— What this task involves —
Show all lines from the data that include the word "ВИСГВС".
═════ Entries supplied
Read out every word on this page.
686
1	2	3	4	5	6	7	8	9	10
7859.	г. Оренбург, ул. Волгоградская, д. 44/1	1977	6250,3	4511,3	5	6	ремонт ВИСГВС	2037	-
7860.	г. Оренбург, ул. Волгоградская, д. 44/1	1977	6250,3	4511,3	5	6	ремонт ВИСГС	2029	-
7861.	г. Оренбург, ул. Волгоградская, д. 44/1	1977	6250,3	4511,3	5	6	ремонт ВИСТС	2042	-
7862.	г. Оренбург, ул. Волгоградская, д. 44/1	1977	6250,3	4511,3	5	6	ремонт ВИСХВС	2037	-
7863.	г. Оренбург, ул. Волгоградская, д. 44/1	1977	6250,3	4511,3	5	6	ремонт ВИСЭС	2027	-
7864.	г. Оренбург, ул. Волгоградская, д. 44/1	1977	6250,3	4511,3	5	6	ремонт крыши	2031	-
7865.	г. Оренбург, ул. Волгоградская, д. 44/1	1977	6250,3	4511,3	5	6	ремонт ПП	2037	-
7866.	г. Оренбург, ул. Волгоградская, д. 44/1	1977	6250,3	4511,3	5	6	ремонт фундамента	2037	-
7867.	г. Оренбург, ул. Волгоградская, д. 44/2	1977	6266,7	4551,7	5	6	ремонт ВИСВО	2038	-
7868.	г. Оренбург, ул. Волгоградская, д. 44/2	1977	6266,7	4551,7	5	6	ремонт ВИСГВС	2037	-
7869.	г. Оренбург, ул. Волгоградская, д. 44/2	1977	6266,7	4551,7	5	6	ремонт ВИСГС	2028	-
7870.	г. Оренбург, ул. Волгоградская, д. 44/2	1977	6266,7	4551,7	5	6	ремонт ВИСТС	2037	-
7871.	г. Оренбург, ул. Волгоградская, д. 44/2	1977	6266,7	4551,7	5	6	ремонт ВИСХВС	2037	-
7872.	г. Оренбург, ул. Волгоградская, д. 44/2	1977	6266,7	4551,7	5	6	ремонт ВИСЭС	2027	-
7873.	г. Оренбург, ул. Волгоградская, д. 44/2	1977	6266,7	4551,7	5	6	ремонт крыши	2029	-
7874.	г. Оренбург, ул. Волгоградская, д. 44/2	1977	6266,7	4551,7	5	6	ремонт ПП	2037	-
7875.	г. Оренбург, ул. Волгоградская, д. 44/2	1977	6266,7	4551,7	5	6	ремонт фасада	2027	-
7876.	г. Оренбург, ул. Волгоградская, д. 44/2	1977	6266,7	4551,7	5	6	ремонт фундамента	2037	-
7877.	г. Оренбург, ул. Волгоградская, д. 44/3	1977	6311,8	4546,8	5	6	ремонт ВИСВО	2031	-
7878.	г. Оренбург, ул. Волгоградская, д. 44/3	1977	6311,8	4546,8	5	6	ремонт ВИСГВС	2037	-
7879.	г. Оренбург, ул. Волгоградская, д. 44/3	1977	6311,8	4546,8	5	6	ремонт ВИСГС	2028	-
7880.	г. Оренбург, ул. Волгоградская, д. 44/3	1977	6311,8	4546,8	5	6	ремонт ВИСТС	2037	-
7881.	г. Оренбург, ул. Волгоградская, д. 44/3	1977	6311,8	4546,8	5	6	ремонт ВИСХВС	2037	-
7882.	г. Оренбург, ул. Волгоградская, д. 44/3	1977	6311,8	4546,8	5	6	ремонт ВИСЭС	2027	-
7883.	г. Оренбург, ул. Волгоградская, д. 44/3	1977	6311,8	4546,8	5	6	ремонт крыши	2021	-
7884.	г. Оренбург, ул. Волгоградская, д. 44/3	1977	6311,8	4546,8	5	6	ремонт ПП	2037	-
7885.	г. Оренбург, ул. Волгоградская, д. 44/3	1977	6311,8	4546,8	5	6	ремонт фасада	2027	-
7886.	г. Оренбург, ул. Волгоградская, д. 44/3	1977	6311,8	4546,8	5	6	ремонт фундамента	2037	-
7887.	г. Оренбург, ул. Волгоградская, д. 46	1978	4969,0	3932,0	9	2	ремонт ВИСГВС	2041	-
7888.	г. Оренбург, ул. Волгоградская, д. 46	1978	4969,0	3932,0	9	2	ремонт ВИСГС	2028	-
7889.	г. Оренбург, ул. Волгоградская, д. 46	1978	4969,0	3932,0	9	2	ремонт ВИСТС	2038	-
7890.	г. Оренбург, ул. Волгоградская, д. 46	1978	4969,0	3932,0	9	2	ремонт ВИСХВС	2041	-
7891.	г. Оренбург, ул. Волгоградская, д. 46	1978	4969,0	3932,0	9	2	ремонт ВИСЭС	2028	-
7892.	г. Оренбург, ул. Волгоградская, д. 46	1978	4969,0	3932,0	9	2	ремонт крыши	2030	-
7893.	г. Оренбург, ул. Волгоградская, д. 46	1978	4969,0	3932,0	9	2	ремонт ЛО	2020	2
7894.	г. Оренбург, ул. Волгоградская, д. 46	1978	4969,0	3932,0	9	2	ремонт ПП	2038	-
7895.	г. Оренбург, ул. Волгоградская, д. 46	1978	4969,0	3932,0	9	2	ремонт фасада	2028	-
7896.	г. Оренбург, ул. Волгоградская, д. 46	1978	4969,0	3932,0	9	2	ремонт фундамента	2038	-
══════════
— Result —
7859.	г. Оренбург, ул. Волгоградская, д. 44/1	1977	6250,3	4511,3	5	6	ремонт ВИСГВС	2037	-
7868.	г. Оренбург, ул. Волгоградская, д. 44/2	1977	6266,7	4551,7	5	6	ремонт ВИСГВС	2037	-
7878.	г. Оренбург, ул. Волгоградская, д. 44/3	1977	6311,8	4546,8	5	6	ремонт ВИСГВС	2037	-
7887.	г. Оренбург, ул. Волгоградская, д. 46	1978	4969,0	3932,0	9	2	ремонт ВИСГВС	2041	-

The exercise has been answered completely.